**What the exercise asks**
Locate each line in the records containing "Party". Copy it.
============================================================
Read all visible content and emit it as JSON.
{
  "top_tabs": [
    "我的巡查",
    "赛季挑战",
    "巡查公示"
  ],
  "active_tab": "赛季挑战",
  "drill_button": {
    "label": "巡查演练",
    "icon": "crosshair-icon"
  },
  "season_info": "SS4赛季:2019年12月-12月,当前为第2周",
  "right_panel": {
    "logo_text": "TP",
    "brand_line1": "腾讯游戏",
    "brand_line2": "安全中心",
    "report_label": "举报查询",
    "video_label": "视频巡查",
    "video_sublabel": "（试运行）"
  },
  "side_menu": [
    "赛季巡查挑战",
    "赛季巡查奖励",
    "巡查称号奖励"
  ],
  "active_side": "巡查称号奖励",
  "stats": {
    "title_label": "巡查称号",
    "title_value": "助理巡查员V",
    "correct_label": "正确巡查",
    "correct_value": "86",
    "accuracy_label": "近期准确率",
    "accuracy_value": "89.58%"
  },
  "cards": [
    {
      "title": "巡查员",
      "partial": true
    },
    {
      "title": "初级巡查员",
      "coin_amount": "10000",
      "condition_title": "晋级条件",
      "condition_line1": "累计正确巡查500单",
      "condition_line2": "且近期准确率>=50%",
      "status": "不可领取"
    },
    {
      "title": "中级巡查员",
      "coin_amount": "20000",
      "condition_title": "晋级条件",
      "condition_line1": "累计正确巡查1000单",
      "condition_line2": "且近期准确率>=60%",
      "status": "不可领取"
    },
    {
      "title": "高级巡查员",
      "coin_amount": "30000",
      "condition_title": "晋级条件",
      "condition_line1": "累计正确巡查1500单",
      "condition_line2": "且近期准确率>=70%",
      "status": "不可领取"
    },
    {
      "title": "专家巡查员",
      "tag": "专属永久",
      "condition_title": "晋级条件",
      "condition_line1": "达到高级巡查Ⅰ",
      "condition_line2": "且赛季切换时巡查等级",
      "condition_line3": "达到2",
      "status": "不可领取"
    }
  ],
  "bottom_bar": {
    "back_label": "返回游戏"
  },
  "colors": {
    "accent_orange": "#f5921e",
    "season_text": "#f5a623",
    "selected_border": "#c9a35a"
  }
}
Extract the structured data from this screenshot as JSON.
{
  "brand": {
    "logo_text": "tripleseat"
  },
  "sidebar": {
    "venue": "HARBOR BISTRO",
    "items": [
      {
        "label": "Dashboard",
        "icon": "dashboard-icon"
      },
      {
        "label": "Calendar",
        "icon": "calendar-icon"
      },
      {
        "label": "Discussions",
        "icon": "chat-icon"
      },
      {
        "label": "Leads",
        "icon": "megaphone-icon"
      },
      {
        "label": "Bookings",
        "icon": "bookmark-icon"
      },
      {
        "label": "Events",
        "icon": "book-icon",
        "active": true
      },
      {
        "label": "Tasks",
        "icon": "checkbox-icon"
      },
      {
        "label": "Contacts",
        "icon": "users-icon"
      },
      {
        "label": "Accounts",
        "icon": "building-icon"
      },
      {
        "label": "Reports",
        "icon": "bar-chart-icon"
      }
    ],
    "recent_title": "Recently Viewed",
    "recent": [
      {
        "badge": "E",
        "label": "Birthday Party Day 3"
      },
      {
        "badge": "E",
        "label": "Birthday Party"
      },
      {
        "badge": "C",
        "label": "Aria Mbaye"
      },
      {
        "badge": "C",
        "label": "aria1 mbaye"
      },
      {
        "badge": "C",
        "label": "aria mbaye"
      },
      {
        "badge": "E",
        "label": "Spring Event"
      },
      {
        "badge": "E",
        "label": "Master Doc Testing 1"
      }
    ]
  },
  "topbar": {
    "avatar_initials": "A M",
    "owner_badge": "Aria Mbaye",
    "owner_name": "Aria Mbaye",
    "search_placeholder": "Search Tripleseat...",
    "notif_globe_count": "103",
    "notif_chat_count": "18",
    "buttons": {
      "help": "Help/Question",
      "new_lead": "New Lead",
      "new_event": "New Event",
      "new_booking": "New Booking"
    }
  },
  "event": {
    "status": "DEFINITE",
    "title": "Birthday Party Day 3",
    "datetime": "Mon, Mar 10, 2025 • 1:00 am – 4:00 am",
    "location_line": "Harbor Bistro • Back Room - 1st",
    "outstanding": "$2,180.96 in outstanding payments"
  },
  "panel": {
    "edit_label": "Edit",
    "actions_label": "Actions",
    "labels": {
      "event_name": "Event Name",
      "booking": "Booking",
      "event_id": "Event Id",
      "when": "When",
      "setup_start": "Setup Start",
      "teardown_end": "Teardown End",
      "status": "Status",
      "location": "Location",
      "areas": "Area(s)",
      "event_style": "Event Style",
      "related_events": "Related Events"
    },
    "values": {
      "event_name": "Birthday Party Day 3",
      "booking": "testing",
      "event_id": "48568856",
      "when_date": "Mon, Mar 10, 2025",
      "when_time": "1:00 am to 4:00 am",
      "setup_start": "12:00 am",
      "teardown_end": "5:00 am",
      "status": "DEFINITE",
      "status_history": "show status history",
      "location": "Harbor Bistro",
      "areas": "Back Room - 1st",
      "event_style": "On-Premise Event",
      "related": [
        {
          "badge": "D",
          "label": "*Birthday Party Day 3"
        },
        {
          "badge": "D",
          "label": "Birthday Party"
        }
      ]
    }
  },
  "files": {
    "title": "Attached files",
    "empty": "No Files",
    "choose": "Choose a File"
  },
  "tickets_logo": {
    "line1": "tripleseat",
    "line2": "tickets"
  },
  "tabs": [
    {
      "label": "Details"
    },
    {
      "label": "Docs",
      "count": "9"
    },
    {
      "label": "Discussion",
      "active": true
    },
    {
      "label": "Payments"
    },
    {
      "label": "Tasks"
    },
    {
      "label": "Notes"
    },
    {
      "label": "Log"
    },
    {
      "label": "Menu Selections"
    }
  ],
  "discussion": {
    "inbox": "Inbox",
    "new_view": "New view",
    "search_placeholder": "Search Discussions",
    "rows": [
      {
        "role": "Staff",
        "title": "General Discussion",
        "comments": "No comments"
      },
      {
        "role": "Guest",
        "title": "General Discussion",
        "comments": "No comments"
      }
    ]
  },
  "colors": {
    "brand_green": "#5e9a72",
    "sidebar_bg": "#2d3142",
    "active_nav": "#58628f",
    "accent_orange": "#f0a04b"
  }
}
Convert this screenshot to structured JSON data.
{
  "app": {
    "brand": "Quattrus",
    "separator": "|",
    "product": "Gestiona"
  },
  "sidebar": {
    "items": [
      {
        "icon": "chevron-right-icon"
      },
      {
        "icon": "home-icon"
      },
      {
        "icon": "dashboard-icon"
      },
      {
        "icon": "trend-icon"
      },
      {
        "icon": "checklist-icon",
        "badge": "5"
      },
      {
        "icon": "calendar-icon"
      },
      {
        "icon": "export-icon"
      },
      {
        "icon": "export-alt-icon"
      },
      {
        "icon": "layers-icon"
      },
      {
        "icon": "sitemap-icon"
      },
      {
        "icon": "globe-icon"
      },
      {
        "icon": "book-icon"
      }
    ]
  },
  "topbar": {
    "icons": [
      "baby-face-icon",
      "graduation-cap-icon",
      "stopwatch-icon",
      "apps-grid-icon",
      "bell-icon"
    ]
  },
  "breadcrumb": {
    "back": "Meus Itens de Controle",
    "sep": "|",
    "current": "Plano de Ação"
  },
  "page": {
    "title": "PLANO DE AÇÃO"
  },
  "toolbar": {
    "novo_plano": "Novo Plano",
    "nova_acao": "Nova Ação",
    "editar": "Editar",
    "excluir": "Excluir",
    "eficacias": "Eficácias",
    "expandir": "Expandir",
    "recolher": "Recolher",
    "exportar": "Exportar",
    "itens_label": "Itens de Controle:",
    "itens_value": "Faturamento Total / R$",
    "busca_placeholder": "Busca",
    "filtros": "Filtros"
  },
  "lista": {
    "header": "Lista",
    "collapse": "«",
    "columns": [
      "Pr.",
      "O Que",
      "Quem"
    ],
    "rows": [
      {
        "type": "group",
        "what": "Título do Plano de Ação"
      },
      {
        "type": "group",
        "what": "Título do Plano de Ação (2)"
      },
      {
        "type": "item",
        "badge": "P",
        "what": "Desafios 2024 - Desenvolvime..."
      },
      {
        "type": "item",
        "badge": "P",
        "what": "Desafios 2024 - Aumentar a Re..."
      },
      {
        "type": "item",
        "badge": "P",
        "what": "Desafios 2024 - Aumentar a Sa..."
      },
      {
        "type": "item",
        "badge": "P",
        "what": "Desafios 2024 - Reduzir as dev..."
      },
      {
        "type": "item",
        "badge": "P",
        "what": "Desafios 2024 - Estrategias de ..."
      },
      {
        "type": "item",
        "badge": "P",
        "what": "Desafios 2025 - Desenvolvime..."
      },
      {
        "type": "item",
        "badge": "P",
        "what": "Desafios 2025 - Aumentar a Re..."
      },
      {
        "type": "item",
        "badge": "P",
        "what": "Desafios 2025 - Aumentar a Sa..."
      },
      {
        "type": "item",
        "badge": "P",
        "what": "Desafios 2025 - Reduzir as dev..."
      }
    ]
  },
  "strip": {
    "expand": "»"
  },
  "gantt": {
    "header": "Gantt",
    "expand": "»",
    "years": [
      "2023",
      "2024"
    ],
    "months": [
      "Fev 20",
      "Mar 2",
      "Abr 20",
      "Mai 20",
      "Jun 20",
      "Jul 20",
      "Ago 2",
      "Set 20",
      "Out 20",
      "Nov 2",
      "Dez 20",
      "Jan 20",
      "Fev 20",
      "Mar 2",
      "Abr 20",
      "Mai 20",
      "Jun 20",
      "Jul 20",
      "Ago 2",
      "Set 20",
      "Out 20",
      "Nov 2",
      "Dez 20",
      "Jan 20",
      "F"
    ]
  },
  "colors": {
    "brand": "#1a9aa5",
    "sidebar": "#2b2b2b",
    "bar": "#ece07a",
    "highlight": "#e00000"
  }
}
============================================================
**Result for this exercise**
        "label": "Birthday Party Day 3"
        "label": "Birthday Party"
    "title": "Birthday Party Day 3",
      "event_name": "Birthday Party Day 3",
          "label": "*Birthday Party Day 3"
          "label": "Birthday Party"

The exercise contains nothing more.